● Required work: Exact repetition of every entry is required.

--------------------------------

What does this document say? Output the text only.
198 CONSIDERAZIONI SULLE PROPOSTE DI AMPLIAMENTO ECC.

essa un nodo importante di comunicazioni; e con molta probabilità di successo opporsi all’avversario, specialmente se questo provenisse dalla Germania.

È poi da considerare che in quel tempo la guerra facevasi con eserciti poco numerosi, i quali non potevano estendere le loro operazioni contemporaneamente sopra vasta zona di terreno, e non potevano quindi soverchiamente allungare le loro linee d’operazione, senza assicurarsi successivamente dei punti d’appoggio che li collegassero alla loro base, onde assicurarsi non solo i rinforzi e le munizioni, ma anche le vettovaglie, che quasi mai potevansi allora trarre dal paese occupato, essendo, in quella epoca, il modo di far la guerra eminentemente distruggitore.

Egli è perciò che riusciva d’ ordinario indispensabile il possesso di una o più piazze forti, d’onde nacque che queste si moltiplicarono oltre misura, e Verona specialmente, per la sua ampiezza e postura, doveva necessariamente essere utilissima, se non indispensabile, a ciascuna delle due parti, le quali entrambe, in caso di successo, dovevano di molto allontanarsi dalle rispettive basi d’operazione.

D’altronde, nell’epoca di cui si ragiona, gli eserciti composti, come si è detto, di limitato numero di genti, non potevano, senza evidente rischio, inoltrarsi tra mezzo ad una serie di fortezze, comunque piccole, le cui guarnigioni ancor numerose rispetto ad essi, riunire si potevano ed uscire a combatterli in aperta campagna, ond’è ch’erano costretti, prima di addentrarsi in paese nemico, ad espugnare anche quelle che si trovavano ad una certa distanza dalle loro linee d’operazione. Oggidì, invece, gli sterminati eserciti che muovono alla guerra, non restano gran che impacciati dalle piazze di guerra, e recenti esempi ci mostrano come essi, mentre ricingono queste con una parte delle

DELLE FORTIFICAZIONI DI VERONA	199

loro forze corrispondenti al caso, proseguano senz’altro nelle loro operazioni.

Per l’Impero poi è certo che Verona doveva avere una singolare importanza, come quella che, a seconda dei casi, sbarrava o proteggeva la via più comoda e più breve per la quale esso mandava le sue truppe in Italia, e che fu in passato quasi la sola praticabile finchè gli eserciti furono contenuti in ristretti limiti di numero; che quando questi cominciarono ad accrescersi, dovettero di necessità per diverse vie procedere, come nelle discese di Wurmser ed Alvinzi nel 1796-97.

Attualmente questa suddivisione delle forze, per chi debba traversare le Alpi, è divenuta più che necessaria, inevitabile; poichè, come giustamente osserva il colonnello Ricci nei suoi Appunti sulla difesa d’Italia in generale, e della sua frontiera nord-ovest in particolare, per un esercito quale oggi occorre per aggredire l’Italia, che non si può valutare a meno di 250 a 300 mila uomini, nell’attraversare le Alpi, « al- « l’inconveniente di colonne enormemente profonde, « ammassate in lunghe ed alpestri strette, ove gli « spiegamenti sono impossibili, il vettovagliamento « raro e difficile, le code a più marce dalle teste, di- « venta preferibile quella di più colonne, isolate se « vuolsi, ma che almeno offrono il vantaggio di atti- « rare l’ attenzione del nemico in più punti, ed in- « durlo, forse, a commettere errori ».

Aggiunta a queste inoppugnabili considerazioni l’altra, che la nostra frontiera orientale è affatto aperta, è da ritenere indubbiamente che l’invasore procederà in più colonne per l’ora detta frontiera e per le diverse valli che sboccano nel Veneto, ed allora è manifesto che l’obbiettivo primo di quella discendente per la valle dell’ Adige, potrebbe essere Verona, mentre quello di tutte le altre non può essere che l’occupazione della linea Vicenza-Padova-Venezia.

--------------------------------

● Result for this task:
What does this document say? Output the text only.
198 CONSIDERAZIONI SULLE PROPOSTE DI AMPLIAMENTO ECC.

essa un nodo importante di comunicazioni; e con molta probabilità di successo opporsi all’avversario, specialmente se questo provenisse dalla Germania.

È poi da considerare che in quel tempo la guerra facevasi con eserciti poco numerosi, i quali non potevano estendere le loro operazioni contemporaneamente sopra vasta zona di terreno, e non potevano quindi soverchiamente allungare le loro linee d’operazione, senza assicurarsi successivamente dei punti d’appoggio che li collegassero alla loro base, onde assicurarsi non solo i rinforzi e le munizioni, ma anche le vettovaglie, che quasi mai potevansi allora trarre dal paese occupato, essendo, in quella epoca, il modo di far la guerra eminentemente distruggitore.

Egli è perciò che riusciva d’ ordinario indispensabile il possesso di una o più piazze forti, d’onde nacque che queste si moltiplicarono oltre misura, e Verona specialmente, per la sua ampiezza e postura, doveva necessariamente essere utilissima, se non indispensabile, a ciascuna delle due parti, le quali entrambe, in caso di successo, dovevano di molto allontanarsi dalle rispettive basi d’operazione.

D’altronde, nell’epoca di cui si ragiona, gli eserciti composti, come si è detto, di limitato numero di genti, non potevano, senza evidente rischio, inoltrarsi tra mezzo ad una serie di fortezze, comunque piccole, le cui guarnigioni ancor numerose rispetto ad essi, riunire si potevano ed uscire a combatterli in aperta campagna, ond’è ch’erano costretti, prima di addentrarsi in paese nemico, ad espugnare anche quelle che si trovavano ad una certa distanza dalle loro linee d’operazione. Oggidì, invece, gli sterminati eserciti che muovono alla guerra, non restano gran che impacciati dalle piazze di guerra, e recenti esempi ci mostrano come essi, mentre ricingono queste con una parte delle

DELLE FORTIFICAZIONI DI VERONA	199

loro forze corrispondenti al caso, proseguano senz’altro nelle loro operazioni.

Per l’Impero poi è certo che Verona doveva avere una singolare importanza, come quella che, a seconda dei casi, sbarrava o proteggeva la via più comoda e più breve per la quale esso mandava le sue truppe in Italia, e che fu in passato quasi la sola praticabile finchè gli eserciti furono contenuti in ristretti limiti di numero; che quando questi cominciarono ad accrescersi, dovettero di necessità per diverse vie procedere, come nelle discese di Wurmser ed Alvinzi nel 1796-97.

Attualmente questa suddivisione delle forze, per chi debba traversare le Alpi, è divenuta più che necessaria, inevitabile; poichè, come giustamente osserva il colonnello Ricci nei suoi Appunti sulla difesa d’Italia in generale, e della sua frontiera nord-ovest in particolare, per un esercito quale oggi occorre per aggredire l’Italia, che non si può valutare a meno di 250 a 300 mila uomini, nell’attraversare le Alpi, « al- « l’inconveniente di colonne enormemente profonde, « ammassate in lunghe ed alpestri strette, ove gli « spiegamenti sono impossibili, il vettovagliamento « raro e difficile, le code a più marce dalle teste, di- « venta preferibile quella di più colonne, isolate se « vuolsi, ma che almeno offrono il vantaggio di atti- « rare l’ attenzione del nemico in più punti, ed in- « durlo, forse, a commettere errori ».

Aggiunta a queste inoppugnabili considerazioni l’altra, che la nostra frontiera orientale è affatto aperta, è da ritenere indubbiamente che l’invasore procederà in più colonne per l’ora detta frontiera e per le diverse valli che sboccano nel Veneto, ed allora è manifesto che l’obbiettivo primo di quella discendente per la valle dell’ Adige, potrebbe essere Verona, mentre quello di tutte le altre non può essere che l’occupazione della linea Vicenza-Padova-Venezia.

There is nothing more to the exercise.